WORK TO COMPLETE:
Here are some records. Copy each one exactly.

DATA SUPPLIED:
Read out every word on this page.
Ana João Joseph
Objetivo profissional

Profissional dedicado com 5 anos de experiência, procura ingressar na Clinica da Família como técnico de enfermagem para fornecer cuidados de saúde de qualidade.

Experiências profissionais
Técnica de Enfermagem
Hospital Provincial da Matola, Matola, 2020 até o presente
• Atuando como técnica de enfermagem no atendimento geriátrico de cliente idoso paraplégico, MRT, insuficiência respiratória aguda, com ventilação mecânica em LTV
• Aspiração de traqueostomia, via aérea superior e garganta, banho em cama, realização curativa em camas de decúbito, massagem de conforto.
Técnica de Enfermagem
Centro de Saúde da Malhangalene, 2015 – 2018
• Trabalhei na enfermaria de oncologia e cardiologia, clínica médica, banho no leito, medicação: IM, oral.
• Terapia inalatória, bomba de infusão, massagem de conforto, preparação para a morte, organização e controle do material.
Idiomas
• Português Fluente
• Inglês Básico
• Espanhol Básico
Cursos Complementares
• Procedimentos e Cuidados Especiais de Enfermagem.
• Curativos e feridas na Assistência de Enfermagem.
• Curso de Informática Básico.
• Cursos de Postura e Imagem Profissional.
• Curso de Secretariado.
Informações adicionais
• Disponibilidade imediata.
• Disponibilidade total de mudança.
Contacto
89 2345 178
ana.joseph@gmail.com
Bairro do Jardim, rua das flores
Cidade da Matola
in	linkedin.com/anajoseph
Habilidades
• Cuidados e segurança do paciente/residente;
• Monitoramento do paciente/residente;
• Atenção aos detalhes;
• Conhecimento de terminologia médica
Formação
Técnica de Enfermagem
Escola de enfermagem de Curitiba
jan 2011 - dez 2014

OUTPUT OF THE EXERCISE:
Read out every word on this page.
Ana João Joseph
Objetivo profissional

Profissional dedicado com 5 anos de experiência, procura ingressar na Clinica da Família como técnico de enfermagem para fornecer cuidados de saúde de qualidade.

Experiências profissionais
Técnica de Enfermagem
Hospital Provincial da Matola, Matola, 2020 até o presente
• Atuando como técnica de enfermagem no atendimento geriátrico de cliente idoso paraplégico, MRT, insuficiência respiratória aguda, com ventilação mecânica em LTV
• Aspiração de traqueostomia, via aérea superior e garganta, banho em cama, realização curativa em camas de decúbito, massagem de conforto.
Técnica de Enfermagem
Centro de Saúde da Malhangalene, 2015 – 2018
• Trabalhei na enfermaria de oncologia e cardiologia, clínica médica, banho no leito, medicação: IM, oral.
• Terapia inalatória, bomba de infusão, massagem de conforto, preparação para a morte, organização e controle do material.
Idiomas
• Português Fluente
• Inglês Básico
• Espanhol Básico
Cursos Complementares
• Procedimentos e Cuidados Especiais de Enfermagem.
• Curativos e feridas na Assistência de Enfermagem.
• Curso de Informática Básico.
• Cursos de Postura e Imagem Profissional.
• Curso de Secretariado.
Informações adicionais
• Disponibilidade imediata.
• Disponibilidade total de mudança.
Contacto
89 2345 178
ana.joseph@gmail.com
Bairro do Jardim, rua das flores
Cidade da Matola
in	linkedin.com/anajoseph
Habilidades
• Cuidados e segurança do paciente/residente;
• Monitoramento do paciente/residente;
• Atenção aos detalhes;
• Conhecimento de terminologia médica
Formação
Técnica de Enfermagem
Escola de enfermagem de Curitiba
jan 2011 - dez 2014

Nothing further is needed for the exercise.